_TASK GOAL_.
Copy each line of the records that contains the word "state".

_EXERCISE INPUTS_.
#####

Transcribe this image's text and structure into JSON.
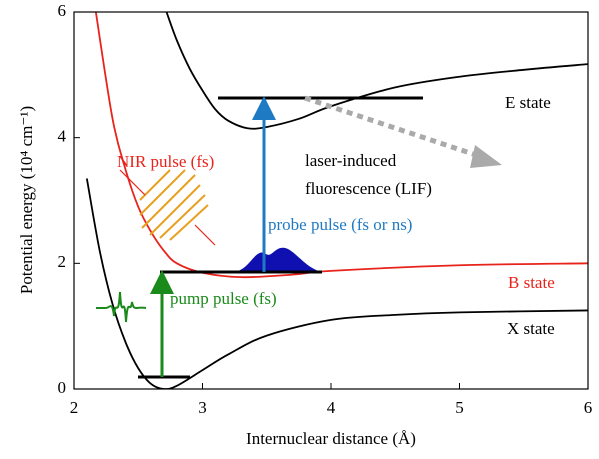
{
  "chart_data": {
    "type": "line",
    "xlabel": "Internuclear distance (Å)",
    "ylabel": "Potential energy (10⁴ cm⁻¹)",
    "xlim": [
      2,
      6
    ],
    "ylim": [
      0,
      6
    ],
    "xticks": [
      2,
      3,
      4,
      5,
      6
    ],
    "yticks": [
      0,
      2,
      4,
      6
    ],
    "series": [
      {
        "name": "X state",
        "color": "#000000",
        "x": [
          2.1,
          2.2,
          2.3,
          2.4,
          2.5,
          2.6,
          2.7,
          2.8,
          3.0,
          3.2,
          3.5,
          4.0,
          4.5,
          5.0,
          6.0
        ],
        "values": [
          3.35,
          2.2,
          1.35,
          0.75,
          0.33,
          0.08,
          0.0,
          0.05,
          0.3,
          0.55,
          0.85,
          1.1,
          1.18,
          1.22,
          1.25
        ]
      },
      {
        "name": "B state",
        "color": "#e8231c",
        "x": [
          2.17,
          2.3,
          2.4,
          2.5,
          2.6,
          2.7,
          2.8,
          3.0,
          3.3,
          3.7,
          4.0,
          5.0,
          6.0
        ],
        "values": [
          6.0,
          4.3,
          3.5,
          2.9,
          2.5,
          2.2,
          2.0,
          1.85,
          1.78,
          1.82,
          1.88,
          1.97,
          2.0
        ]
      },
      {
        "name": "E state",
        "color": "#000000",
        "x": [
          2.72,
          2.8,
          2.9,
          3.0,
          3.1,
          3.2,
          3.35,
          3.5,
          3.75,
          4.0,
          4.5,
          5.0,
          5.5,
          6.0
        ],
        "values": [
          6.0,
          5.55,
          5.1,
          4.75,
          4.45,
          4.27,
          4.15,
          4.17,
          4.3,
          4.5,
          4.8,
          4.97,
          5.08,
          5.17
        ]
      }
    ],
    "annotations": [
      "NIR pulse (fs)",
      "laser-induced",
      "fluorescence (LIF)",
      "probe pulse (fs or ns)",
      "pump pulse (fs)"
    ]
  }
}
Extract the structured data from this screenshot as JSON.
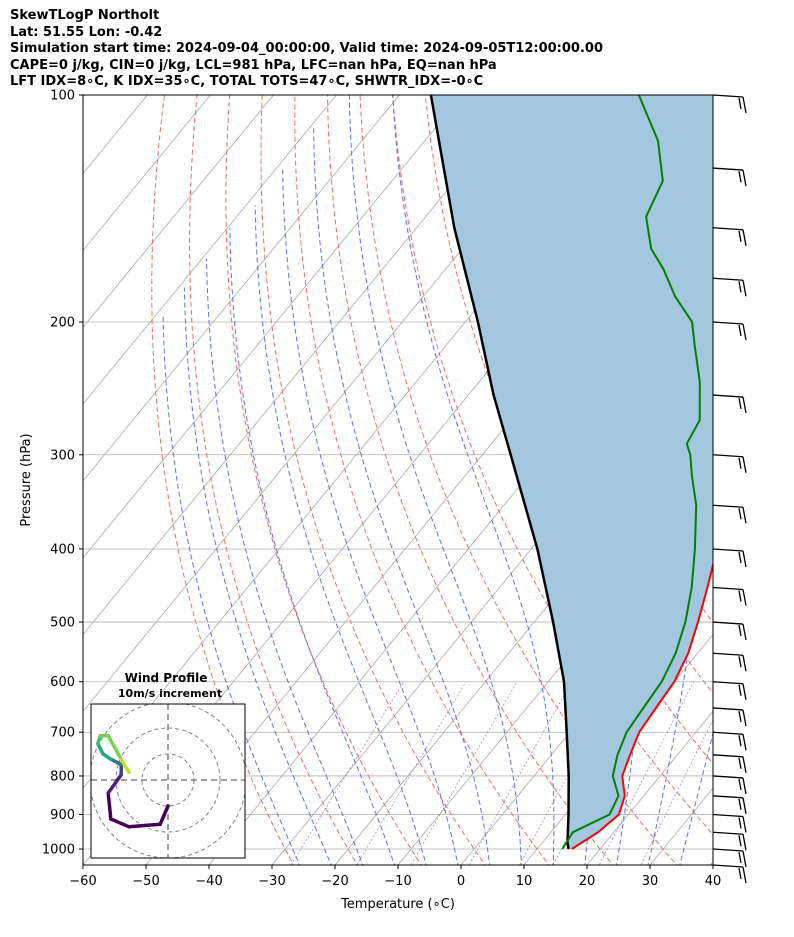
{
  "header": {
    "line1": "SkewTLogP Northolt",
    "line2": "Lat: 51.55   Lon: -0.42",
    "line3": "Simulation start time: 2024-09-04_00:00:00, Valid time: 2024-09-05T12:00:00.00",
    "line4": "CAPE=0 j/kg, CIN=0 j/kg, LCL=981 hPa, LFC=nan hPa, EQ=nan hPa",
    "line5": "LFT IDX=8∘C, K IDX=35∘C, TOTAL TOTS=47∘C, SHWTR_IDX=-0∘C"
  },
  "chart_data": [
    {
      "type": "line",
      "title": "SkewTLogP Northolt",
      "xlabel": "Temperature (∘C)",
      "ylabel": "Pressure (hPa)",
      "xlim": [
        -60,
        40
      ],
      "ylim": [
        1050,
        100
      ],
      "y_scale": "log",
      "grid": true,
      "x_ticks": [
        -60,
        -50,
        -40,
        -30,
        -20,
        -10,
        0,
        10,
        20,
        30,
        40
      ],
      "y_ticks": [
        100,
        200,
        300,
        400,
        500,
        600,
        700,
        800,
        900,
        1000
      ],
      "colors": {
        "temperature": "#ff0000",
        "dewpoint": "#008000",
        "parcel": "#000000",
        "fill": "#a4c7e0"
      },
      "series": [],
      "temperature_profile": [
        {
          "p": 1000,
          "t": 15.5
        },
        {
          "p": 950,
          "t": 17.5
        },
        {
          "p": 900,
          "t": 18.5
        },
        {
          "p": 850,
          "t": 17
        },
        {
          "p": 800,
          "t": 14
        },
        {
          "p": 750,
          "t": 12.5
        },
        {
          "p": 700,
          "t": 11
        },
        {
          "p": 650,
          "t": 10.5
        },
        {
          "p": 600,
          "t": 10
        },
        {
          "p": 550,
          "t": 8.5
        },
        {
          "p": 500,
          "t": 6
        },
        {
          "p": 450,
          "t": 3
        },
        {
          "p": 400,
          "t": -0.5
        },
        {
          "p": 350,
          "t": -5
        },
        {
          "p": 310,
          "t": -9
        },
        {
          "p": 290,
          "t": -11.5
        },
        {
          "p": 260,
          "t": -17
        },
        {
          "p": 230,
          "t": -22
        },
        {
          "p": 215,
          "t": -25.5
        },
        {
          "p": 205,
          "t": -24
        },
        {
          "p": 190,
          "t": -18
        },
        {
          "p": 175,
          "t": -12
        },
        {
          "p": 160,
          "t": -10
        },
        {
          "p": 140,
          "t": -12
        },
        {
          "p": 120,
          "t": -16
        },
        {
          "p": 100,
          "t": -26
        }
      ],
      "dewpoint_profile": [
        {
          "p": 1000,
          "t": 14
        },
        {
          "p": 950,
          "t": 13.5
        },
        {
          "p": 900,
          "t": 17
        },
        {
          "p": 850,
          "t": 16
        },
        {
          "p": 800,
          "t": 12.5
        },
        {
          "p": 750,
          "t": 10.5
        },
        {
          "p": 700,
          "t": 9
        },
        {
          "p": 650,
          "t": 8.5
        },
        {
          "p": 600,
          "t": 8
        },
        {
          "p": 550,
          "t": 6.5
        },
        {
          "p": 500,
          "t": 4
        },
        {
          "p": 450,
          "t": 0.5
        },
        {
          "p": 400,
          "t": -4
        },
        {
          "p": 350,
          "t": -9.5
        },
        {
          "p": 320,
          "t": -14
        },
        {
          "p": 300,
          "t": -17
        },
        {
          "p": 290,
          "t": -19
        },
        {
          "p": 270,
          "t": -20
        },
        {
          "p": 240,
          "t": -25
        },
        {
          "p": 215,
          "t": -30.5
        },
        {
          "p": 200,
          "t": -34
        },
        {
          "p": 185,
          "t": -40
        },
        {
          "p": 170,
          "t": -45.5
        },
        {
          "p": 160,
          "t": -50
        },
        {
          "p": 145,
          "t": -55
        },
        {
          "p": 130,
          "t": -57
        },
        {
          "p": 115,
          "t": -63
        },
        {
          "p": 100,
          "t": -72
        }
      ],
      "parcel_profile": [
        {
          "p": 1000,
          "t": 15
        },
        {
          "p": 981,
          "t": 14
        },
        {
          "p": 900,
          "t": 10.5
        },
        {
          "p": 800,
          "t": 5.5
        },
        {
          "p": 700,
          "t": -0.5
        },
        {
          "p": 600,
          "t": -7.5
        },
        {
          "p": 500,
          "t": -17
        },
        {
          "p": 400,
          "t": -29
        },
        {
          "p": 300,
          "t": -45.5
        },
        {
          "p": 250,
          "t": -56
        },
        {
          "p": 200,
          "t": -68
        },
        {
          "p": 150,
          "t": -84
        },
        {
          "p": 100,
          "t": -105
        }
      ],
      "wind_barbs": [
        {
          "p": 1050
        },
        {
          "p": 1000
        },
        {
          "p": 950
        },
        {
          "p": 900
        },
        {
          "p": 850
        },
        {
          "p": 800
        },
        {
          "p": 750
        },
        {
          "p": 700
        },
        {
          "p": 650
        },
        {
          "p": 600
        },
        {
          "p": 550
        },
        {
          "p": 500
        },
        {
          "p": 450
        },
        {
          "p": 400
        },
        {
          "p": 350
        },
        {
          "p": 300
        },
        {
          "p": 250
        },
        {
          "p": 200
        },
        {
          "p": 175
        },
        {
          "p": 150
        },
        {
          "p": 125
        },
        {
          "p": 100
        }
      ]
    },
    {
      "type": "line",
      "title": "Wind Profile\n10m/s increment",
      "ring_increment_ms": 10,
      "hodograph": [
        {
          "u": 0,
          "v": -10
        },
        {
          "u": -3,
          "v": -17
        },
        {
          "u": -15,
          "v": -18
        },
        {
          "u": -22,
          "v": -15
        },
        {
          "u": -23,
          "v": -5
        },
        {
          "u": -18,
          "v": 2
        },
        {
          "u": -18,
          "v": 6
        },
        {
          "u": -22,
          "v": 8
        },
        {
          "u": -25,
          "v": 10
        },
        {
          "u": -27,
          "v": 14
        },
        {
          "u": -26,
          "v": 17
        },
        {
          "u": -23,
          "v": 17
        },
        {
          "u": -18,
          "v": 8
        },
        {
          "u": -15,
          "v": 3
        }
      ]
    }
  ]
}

#####

_REPLY TO THE TASK_.
        "name": "X state",
        "name": "B state",
        "name": "E state",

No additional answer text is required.